## Collected data entries
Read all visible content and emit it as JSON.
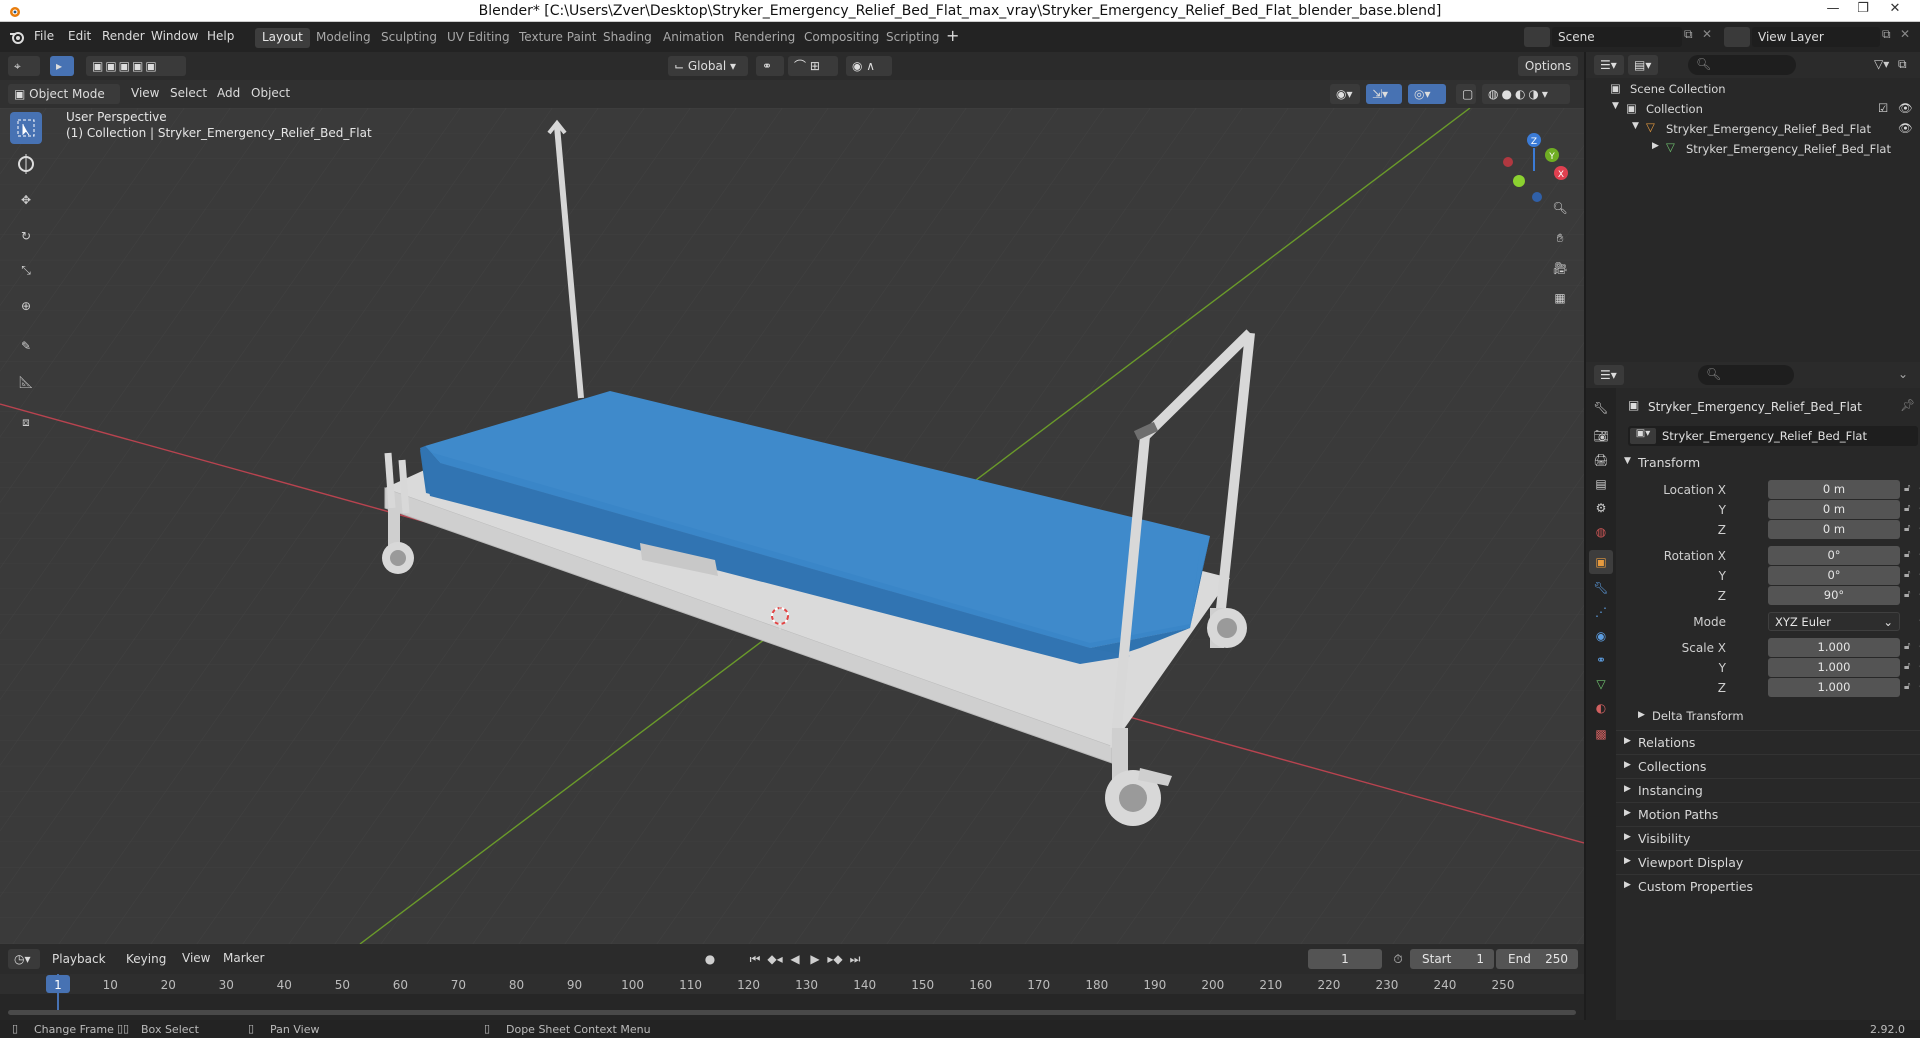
{
  "window": {
    "title": "Blender* [C:\\Users\\Zver\\Desktop\\Stryker_Emergency_Relief_Bed_Flat_max_vray\\Stryker_Emergency_Relief_Bed_Flat_blender_base.blend]"
  },
  "menu": [
    "File",
    "Edit",
    "Render",
    "Window",
    "Help"
  ],
  "workspaces": [
    "Layout",
    "Modeling",
    "Sculpting",
    "UV Editing",
    "Texture Paint",
    "Shading",
    "Animation",
    "Rendering",
    "Compositing",
    "Scripting"
  ],
  "scene": {
    "label": "Scene",
    "view_layer": "View Layer"
  },
  "viewport_header": {
    "mode": "Object Mode",
    "menus": [
      "View",
      "Select",
      "Add",
      "Object"
    ],
    "orientation": "Global",
    "options": "Options"
  },
  "viewport": {
    "perspective": "User Perspective",
    "collection_info": "(1) Collection | Stryker_Emergency_Relief_Bed_Flat"
  },
  "outliner": {
    "scene_collection": "Scene Collection",
    "collection": "Collection",
    "object": "Stryker_Emergency_Relief_Bed_Flat",
    "mesh": "Stryker_Emergency_Relief_Bed_Flat"
  },
  "properties": {
    "object_name": "Stryker_Emergency_Relief_Bed_Flat",
    "object_field": "Stryker_Emergency_Relief_Bed_Flat",
    "transform_label": "Transform",
    "location": {
      "label_x": "Location X",
      "label_y": "Y",
      "label_z": "Z",
      "x": "0 m",
      "y": "0 m",
      "z": "0 m"
    },
    "rotation": {
      "label_x": "Rotation X",
      "label_y": "Y",
      "label_z": "Z",
      "x": "0°",
      "y": "0°",
      "z": "90°"
    },
    "mode": {
      "label": "Mode",
      "value": "XYZ Euler"
    },
    "scale": {
      "label_x": "Scale X",
      "label_y": "Y",
      "label_z": "Z",
      "x": "1.000",
      "y": "1.000",
      "z": "1.000"
    },
    "delta_transform": "Delta Transform",
    "panels": [
      "Relations",
      "Collections",
      "Instancing",
      "Motion Paths",
      "Visibility",
      "Viewport Display",
      "Custom Properties"
    ]
  },
  "timeline": {
    "menus": [
      "Playback",
      "Keying",
      "View",
      "Marker"
    ],
    "current_frame": "1",
    "start_label": "Start",
    "start": "1",
    "end_label": "End",
    "end": "250",
    "ticks": [
      "1",
      "10",
      "20",
      "30",
      "40",
      "50",
      "60",
      "70",
      "80",
      "90",
      "100",
      "110",
      "120",
      "130",
      "140",
      "150",
      "160",
      "170",
      "180",
      "190",
      "200",
      "210",
      "220",
      "230",
      "240",
      "250"
    ]
  },
  "statusbar": {
    "change_frame": "Change Frame",
    "box_select": "Box Select",
    "pan_view": "Pan View",
    "context_menu": "Dope Sheet Context Menu",
    "version": "2.92.0"
  },
  "colors": {
    "accent": "#4772b3",
    "mattress": "#3a86c8",
    "frame": "#d9d9d9",
    "x_axis": "#c0404a",
    "y_axis": "#6a9a2a"
  }
}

## EXERCISE OBJECTIVE
Leaving the pictures aside, transcribe the entire listing exactly.

## ANSWER TO THIS EXERCISE
Read all visible content and emit it as JSON.
{
  "window": {
    "title": "Blender* [C:\\Users\\Zver\\Desktop\\Stryker_Emergency_Relief_Bed_Flat_max_vray\\Stryker_Emergency_Relief_Bed_Flat_blender_base.blend]"
  },
  "menu": [
    "File",
    "Edit",
    "Render",
    "Window",
    "Help"
  ],
  "workspaces": [
    "Layout",
    "Modeling",
    "Sculpting",
    "UV Editing",
    "Texture Paint",
    "Shading",
    "Animation",
    "Rendering",
    "Compositing",
    "Scripting"
  ],
  "scene": {
    "label": "Scene",
    "view_layer": "View Layer"
  },
  "viewport_header": {
    "mode": "Object Mode",
    "menus": [
      "View",
      "Select",
      "Add",
      "Object"
    ],
    "orientation": "Global",
    "options": "Options"
  },
  "viewport": {
    "perspective": "User Perspective",
    "collection_info": "(1) Collection | Stryker_Emergency_Relief_Bed_Flat"
  },
  "outliner": {
    "scene_collection": "Scene Collection",
    "collection": "Collection",
    "object": "Stryker_Emergency_Relief_Bed_Flat",
    "mesh": "Stryker_Emergency_Relief_Bed_Flat"
  },
  "properties": {
    "object_name": "Stryker_Emergency_Relief_Bed_Flat",
    "object_field": "Stryker_Emergency_Relief_Bed_Flat",
    "transform_label": "Transform",
    "location": {
      "label_x": "Location X",
      "label_y": "Y",
      "label_z": "Z",
      "x": "0 m",
      "y": "0 m",
      "z": "0 m"
    },
    "rotation": {
      "label_x": "Rotation X",
      "label_y": "Y",
      "label_z": "Z",
      "x": "0°",
      "y": "0°",
      "z": "90°"
    },
    "mode": {
      "label": "Mode",
      "value": "XYZ Euler"
    },
    "scale": {
      "label_x": "Scale X",
      "label_y": "Y",
      "label_z": "Z",
      "x": "1.000",
      "y": "1.000",
      "z": "1.000"
    },
    "delta_transform": "Delta Transform",
    "panels": [
      "Relations",
      "Collections",
      "Instancing",
      "Motion Paths",
      "Visibility",
      "Viewport Display",
      "Custom Properties"
    ]
  },
  "timeline": {
    "menus": [
      "Playback",
      "Keying",
      "View",
      "Marker"
    ],
    "current_frame": "1",
    "start_label": "Start",
    "start": "1",
    "end_label": "End",
    "end": "250",
    "ticks": [
      "1",
      "10",
      "20",
      "30",
      "40",
      "50",
      "60",
      "70",
      "80",
      "90",
      "100",
      "110",
      "120",
      "130",
      "140",
      "150",
      "160",
      "170",
      "180",
      "190",
      "200",
      "210",
      "220",
      "230",
      "240",
      "250"
    ]
  },
  "statusbar": {
    "change_frame": "Change Frame",
    "box_select": "Box Select",
    "pan_view": "Pan View",
    "context_menu": "Dope Sheet Context Menu",
    "version": "2.92.0"
  },
  "colors": {
    "accent": "#4772b3",
    "mattress": "#3a86c8",
    "frame": "#d9d9d9",
    "x_axis": "#c0404a",
    "y_axis": "#6a9a2a"
  }
}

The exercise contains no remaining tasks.